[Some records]
-- Begin --
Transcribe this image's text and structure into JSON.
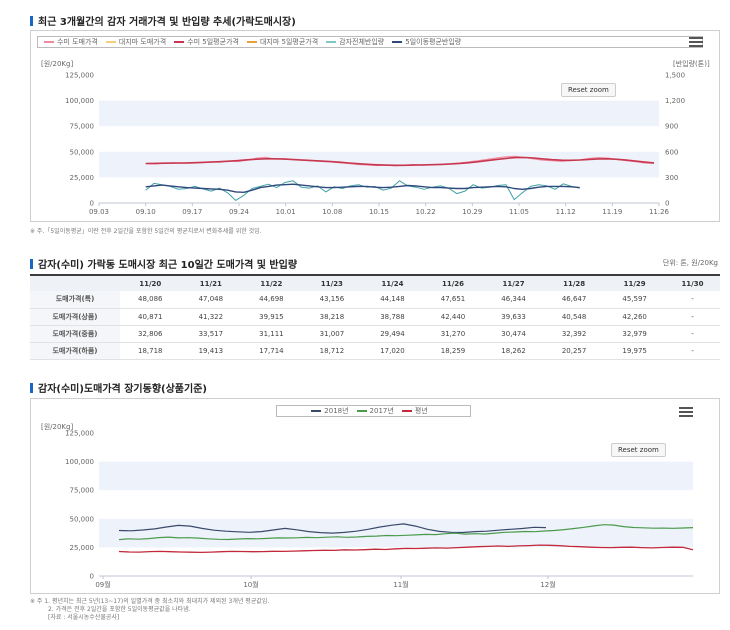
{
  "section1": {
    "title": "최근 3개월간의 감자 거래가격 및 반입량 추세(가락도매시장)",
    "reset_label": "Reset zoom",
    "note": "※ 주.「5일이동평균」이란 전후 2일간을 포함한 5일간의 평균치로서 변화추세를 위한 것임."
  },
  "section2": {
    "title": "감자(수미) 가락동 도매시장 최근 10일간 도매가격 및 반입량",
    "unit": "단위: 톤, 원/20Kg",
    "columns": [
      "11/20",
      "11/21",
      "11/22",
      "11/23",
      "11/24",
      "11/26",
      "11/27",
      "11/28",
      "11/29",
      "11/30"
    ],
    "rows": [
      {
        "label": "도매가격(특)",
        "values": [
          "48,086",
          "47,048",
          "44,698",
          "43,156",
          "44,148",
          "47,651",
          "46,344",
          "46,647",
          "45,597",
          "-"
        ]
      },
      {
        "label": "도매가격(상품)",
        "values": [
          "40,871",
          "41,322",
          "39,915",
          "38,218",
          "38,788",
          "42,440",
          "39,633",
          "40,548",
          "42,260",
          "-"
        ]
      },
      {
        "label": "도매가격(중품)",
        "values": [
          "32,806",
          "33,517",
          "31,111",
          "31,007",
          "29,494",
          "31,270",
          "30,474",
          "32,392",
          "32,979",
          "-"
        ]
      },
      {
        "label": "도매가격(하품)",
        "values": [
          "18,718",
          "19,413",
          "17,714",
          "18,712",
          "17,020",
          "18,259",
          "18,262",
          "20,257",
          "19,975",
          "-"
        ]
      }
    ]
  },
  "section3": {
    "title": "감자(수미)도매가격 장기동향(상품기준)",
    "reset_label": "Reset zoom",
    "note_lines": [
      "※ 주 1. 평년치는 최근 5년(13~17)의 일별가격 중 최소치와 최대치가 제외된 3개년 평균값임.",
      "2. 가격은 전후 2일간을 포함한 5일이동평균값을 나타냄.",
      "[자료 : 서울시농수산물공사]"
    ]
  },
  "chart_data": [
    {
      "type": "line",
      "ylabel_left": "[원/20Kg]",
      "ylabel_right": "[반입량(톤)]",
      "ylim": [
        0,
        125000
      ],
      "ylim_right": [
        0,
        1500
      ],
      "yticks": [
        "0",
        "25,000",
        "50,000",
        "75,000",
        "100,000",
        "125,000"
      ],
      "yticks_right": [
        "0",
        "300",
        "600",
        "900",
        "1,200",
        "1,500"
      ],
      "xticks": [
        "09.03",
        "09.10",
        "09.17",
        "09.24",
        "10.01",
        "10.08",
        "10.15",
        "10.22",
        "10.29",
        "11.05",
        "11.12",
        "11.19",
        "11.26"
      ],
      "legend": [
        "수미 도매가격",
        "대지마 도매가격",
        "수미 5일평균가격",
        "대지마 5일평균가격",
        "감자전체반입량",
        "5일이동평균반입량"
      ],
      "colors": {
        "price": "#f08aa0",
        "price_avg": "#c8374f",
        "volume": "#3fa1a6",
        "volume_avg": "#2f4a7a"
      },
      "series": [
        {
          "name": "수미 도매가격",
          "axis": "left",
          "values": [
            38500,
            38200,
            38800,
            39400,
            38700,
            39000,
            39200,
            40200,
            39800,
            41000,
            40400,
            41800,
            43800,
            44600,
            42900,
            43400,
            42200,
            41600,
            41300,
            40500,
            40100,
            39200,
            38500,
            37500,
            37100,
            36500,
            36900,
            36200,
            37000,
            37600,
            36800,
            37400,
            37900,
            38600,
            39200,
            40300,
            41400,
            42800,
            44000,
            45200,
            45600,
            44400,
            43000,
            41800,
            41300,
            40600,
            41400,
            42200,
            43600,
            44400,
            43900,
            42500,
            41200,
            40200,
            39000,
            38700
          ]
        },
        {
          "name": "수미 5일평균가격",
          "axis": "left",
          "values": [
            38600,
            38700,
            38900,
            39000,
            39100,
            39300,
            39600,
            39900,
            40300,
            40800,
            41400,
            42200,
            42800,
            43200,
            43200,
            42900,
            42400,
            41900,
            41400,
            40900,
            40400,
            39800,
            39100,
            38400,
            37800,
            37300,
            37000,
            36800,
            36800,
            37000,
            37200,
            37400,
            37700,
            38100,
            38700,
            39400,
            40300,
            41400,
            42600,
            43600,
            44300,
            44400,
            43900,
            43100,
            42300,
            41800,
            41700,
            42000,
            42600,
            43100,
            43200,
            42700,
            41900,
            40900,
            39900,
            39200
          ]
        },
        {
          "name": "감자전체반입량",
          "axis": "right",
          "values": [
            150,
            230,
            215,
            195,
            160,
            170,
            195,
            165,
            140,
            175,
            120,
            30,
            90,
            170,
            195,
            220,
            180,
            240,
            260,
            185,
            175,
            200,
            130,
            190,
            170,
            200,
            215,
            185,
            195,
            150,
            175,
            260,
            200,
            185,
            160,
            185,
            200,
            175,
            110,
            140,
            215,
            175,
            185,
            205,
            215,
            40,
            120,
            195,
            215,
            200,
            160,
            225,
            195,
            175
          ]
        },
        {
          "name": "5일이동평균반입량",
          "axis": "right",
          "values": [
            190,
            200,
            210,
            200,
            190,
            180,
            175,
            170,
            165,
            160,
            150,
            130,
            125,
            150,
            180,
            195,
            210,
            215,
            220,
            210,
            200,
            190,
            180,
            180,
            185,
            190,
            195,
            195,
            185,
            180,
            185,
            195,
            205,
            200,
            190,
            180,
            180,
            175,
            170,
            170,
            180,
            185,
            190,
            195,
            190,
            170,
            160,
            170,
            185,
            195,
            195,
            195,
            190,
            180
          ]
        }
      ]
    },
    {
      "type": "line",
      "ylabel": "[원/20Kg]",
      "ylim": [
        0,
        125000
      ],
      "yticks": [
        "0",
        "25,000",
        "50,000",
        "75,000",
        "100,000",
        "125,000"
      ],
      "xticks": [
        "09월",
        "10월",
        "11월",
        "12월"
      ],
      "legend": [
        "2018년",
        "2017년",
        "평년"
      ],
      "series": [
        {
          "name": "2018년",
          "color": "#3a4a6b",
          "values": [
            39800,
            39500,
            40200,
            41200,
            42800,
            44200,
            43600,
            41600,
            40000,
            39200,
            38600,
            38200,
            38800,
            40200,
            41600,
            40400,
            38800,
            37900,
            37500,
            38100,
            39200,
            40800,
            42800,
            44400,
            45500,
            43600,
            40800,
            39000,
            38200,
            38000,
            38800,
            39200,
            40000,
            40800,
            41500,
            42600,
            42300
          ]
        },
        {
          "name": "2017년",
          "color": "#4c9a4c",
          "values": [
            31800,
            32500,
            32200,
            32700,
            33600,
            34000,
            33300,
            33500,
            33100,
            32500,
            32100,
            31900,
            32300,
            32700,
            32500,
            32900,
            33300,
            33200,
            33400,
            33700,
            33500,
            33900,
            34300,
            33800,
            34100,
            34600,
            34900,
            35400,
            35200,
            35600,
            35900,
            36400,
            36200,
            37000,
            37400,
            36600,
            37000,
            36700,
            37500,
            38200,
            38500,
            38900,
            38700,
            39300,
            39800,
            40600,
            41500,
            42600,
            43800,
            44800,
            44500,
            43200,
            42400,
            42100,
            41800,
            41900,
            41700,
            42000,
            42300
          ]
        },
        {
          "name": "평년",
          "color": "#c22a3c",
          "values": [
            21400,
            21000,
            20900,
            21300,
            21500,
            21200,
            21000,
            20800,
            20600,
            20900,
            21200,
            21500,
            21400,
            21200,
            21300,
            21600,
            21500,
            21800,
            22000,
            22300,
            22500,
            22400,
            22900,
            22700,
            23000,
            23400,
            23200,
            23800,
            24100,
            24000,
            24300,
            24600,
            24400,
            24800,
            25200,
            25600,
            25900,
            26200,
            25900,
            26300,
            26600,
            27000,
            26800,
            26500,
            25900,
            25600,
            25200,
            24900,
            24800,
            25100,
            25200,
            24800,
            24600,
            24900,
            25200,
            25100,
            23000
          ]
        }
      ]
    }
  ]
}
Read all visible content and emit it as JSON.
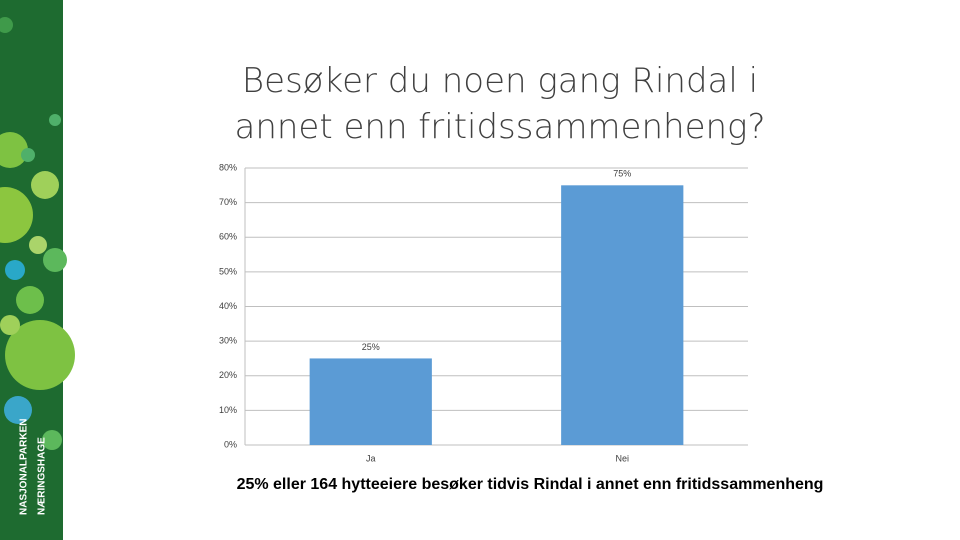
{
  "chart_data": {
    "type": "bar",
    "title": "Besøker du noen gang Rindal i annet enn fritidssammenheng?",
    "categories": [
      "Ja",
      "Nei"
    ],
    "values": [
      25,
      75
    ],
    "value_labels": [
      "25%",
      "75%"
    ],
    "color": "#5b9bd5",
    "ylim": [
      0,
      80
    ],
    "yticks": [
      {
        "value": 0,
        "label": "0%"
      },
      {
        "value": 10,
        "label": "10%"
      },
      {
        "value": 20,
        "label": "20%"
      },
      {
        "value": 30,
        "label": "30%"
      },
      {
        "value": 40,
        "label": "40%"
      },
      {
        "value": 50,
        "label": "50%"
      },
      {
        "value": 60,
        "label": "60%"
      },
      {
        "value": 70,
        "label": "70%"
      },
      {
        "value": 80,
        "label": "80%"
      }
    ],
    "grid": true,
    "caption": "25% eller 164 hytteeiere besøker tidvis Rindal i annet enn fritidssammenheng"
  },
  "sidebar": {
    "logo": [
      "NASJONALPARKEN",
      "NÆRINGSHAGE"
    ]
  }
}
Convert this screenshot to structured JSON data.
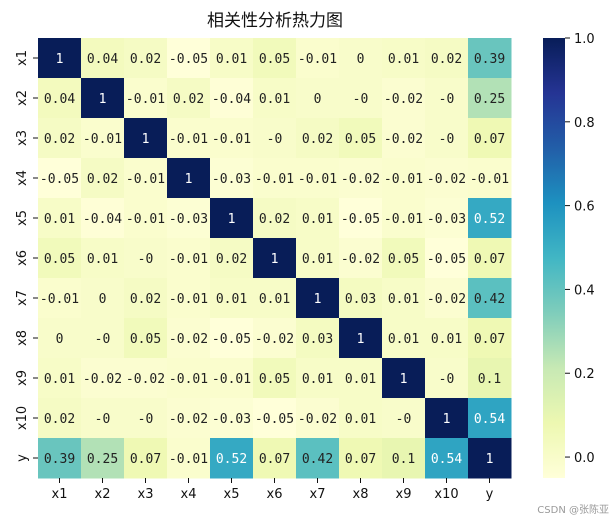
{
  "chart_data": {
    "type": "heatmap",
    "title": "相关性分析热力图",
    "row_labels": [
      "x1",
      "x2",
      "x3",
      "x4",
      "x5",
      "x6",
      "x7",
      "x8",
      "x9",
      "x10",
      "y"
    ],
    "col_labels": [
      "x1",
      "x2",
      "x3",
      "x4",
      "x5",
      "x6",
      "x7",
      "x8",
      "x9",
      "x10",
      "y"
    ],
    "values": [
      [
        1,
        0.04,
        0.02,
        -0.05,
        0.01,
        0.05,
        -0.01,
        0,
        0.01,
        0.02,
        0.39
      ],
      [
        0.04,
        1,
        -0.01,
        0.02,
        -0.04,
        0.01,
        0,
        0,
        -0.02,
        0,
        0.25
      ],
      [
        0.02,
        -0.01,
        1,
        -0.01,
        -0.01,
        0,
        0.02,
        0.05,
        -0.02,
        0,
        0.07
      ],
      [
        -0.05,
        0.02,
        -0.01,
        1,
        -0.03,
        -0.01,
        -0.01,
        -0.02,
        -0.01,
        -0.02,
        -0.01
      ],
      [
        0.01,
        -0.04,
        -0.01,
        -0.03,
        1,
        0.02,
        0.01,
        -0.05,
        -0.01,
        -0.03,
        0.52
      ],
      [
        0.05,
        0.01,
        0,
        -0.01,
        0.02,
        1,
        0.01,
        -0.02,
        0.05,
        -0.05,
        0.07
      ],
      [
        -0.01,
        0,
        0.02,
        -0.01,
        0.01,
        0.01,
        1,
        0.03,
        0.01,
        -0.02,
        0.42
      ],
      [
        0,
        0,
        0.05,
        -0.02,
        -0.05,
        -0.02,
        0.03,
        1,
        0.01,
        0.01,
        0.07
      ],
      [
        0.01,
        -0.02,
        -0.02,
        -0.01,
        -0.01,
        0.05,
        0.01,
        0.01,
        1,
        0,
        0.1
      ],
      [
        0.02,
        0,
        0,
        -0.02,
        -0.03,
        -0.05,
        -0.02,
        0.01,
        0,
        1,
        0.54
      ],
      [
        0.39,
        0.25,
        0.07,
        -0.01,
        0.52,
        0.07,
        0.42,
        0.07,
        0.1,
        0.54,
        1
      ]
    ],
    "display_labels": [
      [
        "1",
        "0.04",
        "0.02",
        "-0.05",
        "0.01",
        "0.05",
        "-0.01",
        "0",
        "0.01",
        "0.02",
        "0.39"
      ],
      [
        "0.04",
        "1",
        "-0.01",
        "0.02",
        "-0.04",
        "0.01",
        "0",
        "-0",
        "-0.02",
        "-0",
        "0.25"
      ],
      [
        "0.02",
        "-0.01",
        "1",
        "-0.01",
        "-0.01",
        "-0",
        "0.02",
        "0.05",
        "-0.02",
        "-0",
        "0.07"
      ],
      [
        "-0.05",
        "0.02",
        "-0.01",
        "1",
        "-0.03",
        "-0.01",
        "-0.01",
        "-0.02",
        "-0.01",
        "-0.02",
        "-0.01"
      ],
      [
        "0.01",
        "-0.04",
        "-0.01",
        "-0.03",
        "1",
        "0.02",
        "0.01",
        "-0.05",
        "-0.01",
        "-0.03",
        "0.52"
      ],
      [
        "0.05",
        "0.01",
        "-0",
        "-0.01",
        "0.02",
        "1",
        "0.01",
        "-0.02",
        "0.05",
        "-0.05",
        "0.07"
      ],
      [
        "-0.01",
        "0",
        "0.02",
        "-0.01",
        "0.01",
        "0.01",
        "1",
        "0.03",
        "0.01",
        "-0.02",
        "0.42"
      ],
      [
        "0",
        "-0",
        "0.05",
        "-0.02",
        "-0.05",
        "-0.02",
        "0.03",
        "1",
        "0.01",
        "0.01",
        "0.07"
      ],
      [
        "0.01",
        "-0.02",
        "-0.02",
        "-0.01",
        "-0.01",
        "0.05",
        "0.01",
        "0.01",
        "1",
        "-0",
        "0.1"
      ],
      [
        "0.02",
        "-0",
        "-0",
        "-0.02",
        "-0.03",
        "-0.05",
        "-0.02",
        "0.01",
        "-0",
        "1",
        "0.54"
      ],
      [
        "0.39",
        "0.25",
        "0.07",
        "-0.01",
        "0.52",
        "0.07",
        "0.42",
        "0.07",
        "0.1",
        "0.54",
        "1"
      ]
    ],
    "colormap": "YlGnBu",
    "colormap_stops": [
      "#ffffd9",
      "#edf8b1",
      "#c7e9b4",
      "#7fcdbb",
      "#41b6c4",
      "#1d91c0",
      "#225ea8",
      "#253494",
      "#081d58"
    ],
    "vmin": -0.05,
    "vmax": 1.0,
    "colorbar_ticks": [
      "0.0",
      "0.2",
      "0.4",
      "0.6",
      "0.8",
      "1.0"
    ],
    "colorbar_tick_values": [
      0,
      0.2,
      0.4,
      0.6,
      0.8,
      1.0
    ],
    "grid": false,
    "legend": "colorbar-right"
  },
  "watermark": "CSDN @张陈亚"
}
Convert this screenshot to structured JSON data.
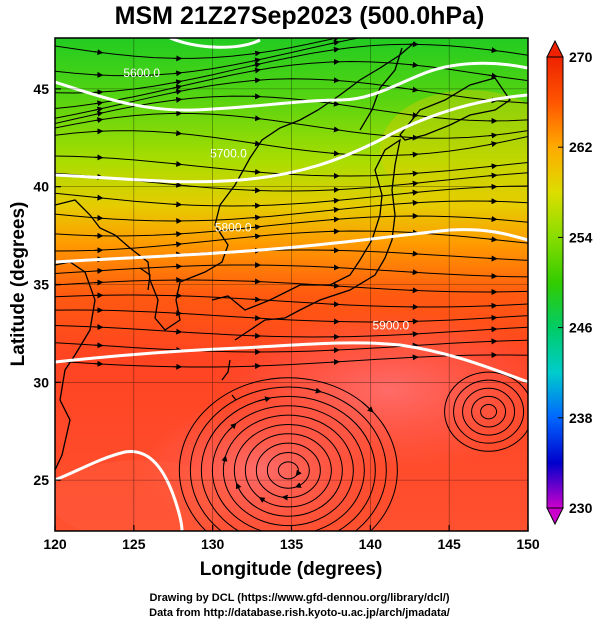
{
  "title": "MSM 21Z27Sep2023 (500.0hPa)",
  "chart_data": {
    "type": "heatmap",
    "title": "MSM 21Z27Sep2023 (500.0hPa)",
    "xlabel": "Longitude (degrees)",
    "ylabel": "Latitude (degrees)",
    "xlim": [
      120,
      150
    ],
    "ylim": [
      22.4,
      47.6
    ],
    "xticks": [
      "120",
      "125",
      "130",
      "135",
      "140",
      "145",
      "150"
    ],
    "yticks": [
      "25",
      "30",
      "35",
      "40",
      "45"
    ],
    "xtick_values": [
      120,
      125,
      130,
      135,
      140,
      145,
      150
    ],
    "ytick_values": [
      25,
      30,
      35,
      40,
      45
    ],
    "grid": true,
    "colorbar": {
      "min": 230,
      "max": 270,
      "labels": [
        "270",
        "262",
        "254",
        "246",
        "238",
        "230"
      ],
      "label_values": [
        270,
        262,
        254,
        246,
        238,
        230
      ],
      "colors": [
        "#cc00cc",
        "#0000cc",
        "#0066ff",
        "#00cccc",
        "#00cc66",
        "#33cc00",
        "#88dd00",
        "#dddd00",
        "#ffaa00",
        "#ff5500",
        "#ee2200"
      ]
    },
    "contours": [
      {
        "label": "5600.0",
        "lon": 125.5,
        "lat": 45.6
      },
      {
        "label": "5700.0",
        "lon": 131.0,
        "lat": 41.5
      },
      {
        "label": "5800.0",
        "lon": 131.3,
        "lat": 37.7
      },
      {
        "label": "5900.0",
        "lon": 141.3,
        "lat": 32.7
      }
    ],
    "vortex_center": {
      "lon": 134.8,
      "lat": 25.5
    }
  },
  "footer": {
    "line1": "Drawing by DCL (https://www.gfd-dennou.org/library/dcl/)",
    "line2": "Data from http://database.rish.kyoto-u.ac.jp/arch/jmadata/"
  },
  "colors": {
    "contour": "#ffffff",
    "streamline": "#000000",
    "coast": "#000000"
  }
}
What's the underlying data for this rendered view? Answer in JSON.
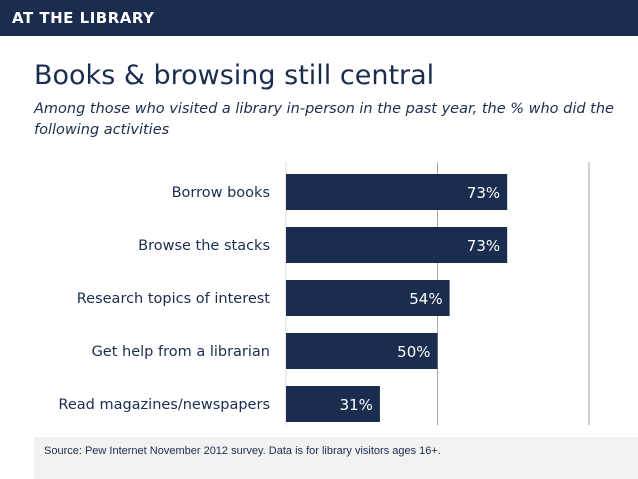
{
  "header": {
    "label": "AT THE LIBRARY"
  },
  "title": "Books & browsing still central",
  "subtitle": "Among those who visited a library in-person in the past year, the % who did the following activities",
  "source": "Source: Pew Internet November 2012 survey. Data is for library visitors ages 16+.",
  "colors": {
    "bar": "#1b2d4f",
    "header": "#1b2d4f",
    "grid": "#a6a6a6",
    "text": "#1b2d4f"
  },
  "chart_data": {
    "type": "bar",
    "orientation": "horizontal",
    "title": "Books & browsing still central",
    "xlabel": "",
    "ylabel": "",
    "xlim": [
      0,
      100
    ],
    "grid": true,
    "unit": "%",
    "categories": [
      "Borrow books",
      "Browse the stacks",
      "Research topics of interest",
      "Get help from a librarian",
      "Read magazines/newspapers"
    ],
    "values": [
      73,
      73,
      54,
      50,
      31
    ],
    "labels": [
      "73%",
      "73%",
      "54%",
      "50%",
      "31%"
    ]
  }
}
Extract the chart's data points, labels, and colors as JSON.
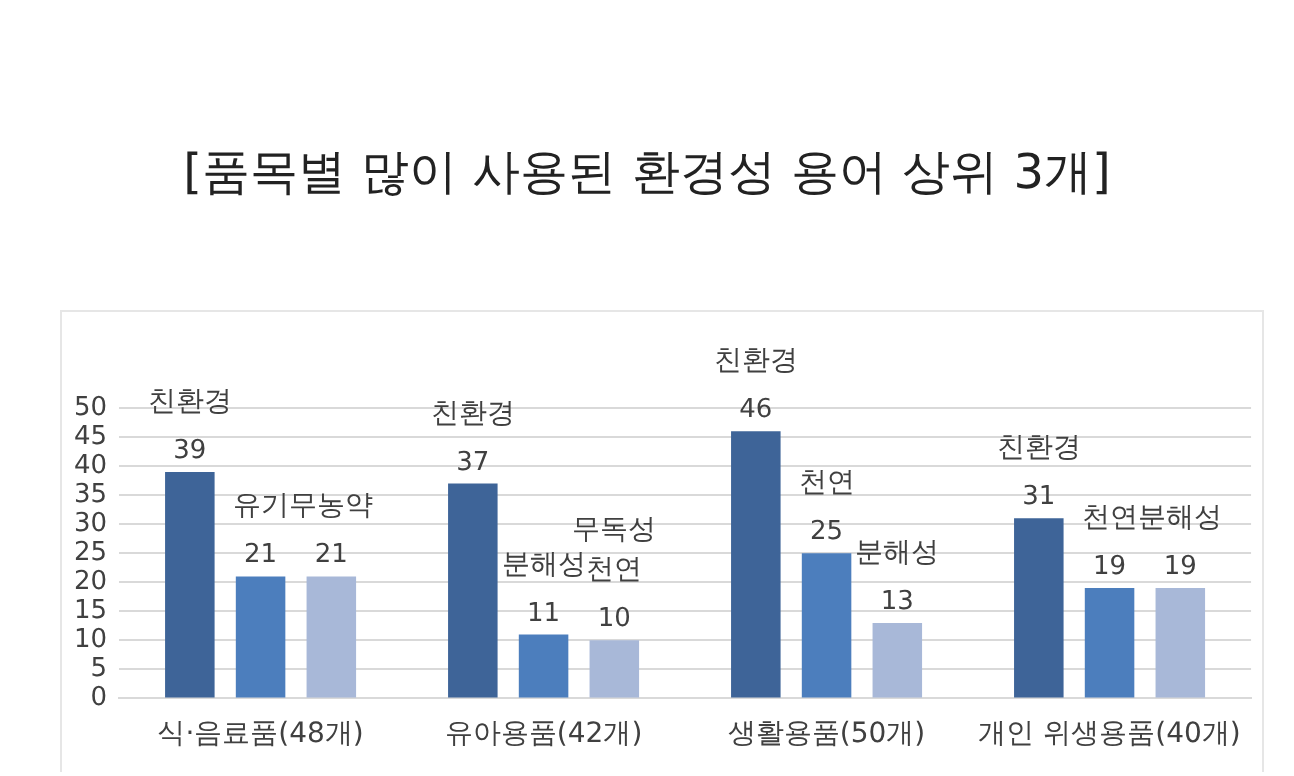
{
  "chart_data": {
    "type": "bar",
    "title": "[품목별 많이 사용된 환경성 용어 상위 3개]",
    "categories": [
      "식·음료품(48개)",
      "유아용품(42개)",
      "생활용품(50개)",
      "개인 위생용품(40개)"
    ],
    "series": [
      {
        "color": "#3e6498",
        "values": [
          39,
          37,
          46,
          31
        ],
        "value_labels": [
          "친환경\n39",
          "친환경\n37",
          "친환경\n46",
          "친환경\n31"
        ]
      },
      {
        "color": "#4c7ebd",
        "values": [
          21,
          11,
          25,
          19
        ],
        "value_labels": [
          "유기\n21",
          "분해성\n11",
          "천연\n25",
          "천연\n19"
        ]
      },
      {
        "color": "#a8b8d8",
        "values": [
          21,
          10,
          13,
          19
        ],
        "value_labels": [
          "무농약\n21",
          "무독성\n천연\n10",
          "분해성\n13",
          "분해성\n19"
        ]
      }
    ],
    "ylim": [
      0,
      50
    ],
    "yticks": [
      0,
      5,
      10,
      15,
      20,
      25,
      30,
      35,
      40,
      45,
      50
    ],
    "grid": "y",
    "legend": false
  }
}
-- End --
■ Stated goal
Collect each line containing the string "name".

■ Expected answer
          "name": "수미 도매가격",
          "name": "수미 5일평균가격",
          "name": "감자전체반입량",
          "name": "5일이동평균반입량",
          "name": "2018년",
          "name": "2017년",
          "name": "평년",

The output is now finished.